Render the portion of the material that begins with the line containing "table-row [668, 429, 777, 516]" and ends with the line containing "day-number: 16 [237, 259, 337, 271]", both lines included, as a Markdown table with the columns Row and Entry. Number each row, place each line in its own row, and omit any blank lines.
Begin Source records
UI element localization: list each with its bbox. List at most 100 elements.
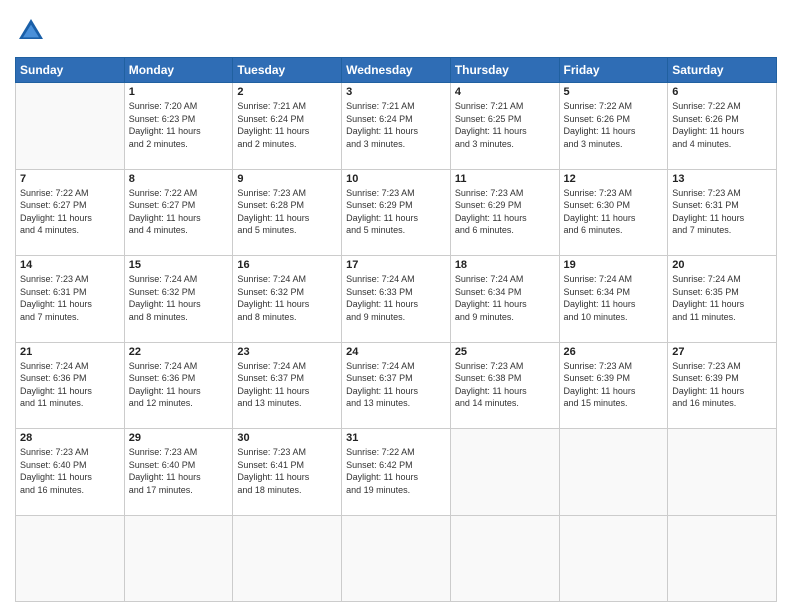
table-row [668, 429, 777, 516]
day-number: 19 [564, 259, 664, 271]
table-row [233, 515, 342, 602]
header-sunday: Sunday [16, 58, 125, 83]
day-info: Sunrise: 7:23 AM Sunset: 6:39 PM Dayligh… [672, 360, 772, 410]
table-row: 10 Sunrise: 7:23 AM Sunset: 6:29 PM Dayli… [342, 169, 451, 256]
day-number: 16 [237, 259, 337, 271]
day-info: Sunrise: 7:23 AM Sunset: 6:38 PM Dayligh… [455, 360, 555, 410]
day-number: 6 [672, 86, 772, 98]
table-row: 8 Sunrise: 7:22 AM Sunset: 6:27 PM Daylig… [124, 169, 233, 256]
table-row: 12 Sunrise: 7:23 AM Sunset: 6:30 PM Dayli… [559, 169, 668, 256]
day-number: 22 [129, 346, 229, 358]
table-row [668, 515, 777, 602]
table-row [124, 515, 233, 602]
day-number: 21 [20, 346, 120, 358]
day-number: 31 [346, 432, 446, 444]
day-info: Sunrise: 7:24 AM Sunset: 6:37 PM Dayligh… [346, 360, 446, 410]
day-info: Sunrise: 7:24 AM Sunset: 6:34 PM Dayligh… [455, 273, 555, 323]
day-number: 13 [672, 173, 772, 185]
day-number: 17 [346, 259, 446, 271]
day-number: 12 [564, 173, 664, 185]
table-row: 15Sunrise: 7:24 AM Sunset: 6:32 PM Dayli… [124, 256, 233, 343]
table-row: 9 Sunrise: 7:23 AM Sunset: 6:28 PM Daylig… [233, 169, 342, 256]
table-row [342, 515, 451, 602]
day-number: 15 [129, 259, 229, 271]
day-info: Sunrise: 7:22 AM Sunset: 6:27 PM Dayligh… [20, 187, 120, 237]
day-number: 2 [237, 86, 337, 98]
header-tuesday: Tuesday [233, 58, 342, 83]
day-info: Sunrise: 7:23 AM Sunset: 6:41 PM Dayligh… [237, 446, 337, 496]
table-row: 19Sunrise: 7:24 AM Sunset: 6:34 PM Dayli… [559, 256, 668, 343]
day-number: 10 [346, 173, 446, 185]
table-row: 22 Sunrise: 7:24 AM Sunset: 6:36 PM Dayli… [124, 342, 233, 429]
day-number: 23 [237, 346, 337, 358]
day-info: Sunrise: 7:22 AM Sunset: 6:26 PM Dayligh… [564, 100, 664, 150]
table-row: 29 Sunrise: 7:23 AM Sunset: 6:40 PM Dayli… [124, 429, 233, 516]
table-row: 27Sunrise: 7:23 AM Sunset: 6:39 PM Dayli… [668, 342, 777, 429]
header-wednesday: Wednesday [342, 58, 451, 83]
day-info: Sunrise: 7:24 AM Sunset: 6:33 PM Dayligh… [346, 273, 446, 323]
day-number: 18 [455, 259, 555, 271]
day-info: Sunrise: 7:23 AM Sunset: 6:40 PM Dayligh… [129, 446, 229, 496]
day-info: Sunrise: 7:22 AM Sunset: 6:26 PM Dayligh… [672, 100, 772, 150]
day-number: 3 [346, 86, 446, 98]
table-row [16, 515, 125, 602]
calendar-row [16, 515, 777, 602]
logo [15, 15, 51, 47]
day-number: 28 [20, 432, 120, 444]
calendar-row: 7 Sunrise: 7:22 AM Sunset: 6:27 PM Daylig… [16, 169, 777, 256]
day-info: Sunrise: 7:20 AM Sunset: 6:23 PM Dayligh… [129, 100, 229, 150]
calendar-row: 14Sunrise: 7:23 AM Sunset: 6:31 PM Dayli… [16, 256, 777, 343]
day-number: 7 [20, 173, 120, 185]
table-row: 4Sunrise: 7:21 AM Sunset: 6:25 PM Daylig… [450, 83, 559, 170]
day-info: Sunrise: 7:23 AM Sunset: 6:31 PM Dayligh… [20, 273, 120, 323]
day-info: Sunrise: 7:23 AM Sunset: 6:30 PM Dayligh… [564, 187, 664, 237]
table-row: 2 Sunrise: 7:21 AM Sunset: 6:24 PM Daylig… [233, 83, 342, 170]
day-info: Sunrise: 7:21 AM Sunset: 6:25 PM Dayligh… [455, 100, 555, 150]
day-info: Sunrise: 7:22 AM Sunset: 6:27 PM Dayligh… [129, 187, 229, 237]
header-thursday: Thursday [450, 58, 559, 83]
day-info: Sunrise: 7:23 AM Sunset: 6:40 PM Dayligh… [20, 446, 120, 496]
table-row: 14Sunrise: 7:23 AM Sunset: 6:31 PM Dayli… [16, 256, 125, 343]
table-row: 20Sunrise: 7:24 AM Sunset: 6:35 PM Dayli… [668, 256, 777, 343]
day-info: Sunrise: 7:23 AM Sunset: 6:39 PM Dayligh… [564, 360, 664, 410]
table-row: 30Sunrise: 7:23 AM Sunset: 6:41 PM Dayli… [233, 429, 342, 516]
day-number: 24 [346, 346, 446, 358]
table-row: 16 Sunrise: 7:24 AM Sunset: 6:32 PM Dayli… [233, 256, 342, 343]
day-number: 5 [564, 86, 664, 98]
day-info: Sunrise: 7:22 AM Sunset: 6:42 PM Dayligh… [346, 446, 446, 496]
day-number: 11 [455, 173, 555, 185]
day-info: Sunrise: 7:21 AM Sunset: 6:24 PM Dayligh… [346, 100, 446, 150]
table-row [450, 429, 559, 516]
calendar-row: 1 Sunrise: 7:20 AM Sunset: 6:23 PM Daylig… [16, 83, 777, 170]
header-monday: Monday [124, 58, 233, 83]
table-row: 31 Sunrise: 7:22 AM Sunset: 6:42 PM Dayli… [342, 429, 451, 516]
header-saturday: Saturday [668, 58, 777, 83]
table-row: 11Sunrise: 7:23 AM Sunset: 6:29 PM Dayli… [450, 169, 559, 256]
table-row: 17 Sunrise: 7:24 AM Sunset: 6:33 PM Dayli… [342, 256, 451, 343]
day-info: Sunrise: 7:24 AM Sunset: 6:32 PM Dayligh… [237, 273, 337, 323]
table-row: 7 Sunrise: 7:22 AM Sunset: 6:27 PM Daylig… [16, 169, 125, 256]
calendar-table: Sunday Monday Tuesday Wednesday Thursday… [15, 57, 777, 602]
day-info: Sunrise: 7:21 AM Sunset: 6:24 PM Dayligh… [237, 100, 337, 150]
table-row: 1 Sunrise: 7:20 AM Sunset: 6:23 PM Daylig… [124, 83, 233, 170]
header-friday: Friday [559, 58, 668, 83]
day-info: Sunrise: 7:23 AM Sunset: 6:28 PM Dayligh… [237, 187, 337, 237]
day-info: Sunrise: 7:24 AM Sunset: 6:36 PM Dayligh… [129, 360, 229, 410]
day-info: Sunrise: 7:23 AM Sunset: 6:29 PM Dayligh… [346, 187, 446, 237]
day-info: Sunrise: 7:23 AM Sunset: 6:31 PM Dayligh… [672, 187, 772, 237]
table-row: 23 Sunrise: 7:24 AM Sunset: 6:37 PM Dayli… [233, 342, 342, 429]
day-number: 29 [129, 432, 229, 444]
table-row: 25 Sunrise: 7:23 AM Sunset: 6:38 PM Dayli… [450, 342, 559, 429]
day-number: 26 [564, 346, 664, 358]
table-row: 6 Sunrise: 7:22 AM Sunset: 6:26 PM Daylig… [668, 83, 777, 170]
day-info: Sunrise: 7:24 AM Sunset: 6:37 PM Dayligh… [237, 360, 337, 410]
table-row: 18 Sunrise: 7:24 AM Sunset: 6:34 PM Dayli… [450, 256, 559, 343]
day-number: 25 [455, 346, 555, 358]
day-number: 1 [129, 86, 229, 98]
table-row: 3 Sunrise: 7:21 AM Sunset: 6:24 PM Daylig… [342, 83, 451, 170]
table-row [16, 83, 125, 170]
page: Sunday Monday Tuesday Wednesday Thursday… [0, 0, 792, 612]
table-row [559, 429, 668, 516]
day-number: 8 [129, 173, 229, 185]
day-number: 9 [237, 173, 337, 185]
End Source records
**Reply:**
| Row | Entry |
|---|---|
| 1 | table-row [668, 429, 777, 516] |
| 2 | day-number: 19 [564, 259, 664, 271] |
| 3 | table-row [233, 515, 342, 602] |
| 4 | header-sunday: Sunday [16, 58, 125, 83] |
| 5 | day-info: Sunrise: 7:23 AM Sunset: 6:39 PM Dayligh… [672, 360, 772, 410] |
| 6 | table-row: 10 Sunrise: 7:23 AM Sunset: 6:29 PM Dayli… [342, 169, 451, 256] |
| 7 | day-number: 16 [237, 259, 337, 271] |